### Exercise task
Print the lines below exactly as they appear, every one of them.

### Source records
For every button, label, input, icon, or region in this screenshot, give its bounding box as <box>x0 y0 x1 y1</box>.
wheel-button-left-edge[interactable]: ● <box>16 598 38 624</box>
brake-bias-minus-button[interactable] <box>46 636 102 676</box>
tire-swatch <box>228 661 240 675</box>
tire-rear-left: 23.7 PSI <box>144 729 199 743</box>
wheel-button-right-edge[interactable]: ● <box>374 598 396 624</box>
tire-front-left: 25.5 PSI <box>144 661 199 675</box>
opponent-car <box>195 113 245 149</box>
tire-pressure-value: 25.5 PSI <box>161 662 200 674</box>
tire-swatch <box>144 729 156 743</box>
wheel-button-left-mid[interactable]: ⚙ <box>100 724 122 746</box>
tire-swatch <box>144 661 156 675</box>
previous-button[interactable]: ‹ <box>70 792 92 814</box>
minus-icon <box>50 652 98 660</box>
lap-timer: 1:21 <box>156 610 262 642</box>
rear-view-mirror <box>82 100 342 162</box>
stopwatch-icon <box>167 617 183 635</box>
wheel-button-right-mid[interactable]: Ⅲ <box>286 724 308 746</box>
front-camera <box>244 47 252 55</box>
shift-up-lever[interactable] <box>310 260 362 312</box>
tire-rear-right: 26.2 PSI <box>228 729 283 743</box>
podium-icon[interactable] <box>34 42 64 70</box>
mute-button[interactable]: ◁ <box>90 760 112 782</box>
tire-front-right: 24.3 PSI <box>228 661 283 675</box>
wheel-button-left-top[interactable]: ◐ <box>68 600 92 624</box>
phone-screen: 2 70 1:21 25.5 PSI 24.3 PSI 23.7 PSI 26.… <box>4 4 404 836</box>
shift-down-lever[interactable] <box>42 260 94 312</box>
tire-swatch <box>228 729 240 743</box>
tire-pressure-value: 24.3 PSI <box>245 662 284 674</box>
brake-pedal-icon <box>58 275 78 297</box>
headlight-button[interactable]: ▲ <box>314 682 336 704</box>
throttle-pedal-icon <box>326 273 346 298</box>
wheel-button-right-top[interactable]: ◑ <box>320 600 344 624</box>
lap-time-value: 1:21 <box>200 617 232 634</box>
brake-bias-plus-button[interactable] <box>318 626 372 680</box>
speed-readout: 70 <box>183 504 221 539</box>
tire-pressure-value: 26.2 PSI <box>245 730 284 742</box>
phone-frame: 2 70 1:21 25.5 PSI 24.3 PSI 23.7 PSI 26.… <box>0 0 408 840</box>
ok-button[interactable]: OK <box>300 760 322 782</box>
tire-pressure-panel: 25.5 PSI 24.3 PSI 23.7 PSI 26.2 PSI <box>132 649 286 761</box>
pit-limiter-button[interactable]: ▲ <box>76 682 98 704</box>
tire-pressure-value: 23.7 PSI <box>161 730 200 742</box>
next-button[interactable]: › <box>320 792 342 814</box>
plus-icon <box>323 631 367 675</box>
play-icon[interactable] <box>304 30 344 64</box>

### Output of the task
For every button, label, input, icon, or region in this screenshot, give its bounding box as <box>x0 y0 x1 y1</box>.
wheel-button-left-edge[interactable]: ● <box>16 598 38 624</box>
brake-bias-minus-button[interactable] <box>46 636 102 676</box>
tire-swatch <box>228 661 240 675</box>
tire-rear-left: 23.7 PSI <box>144 729 199 743</box>
wheel-button-right-edge[interactable]: ● <box>374 598 396 624</box>
tire-front-left: 25.5 PSI <box>144 661 199 675</box>
opponent-car <box>195 113 245 149</box>
tire-pressure-value: 25.5 PSI <box>161 662 200 674</box>
tire-swatch <box>144 729 156 743</box>
wheel-button-left-mid[interactable]: ⚙ <box>100 724 122 746</box>
tire-swatch <box>144 661 156 675</box>
previous-button[interactable]: ‹ <box>70 792 92 814</box>
minus-icon <box>50 652 98 660</box>
lap-timer: 1:21 <box>156 610 262 642</box>
rear-view-mirror <box>82 100 342 162</box>
stopwatch-icon <box>167 617 183 635</box>
wheel-button-right-mid[interactable]: Ⅲ <box>286 724 308 746</box>
front-camera <box>244 47 252 55</box>
shift-up-lever[interactable] <box>310 260 362 312</box>
tire-rear-right: 26.2 PSI <box>228 729 283 743</box>
podium-icon[interactable] <box>34 42 64 70</box>
mute-button[interactable]: ◁ <box>90 760 112 782</box>
tire-front-right: 24.3 PSI <box>228 661 283 675</box>
wheel-button-left-top[interactable]: ◐ <box>68 600 92 624</box>
phone-screen: 2 70 1:21 25.5 PSI 24.3 PSI 23.7 PSI 26.… <box>4 4 404 836</box>
shift-down-lever[interactable] <box>42 260 94 312</box>
tire-swatch <box>228 729 240 743</box>
tire-pressure-value: 24.3 PSI <box>245 662 284 674</box>
brake-pedal-icon <box>58 275 78 297</box>
headlight-button[interactable]: ▲ <box>314 682 336 704</box>
throttle-pedal-icon <box>326 273 346 298</box>
wheel-button-right-top[interactable]: ◑ <box>320 600 344 624</box>
lap-time-value: 1:21 <box>200 617 232 634</box>
brake-bias-plus-button[interactable] <box>318 626 372 680</box>
speed-readout: 70 <box>183 504 221 539</box>
tire-pressure-value: 26.2 PSI <box>245 730 284 742</box>
phone-frame: 2 70 1:21 25.5 PSI 24.3 PSI 23.7 PSI 26.… <box>0 0 408 840</box>
ok-button[interactable]: OK <box>300 760 322 782</box>
tire-pressure-panel: 25.5 PSI 24.3 PSI 23.7 PSI 26.2 PSI <box>132 649 286 761</box>
pit-limiter-button[interactable]: ▲ <box>76 682 98 704</box>
tire-pressure-value: 23.7 PSI <box>161 730 200 742</box>
next-button[interactable]: › <box>320 792 342 814</box>
plus-icon <box>323 631 367 675</box>
play-icon[interactable] <box>304 30 344 64</box>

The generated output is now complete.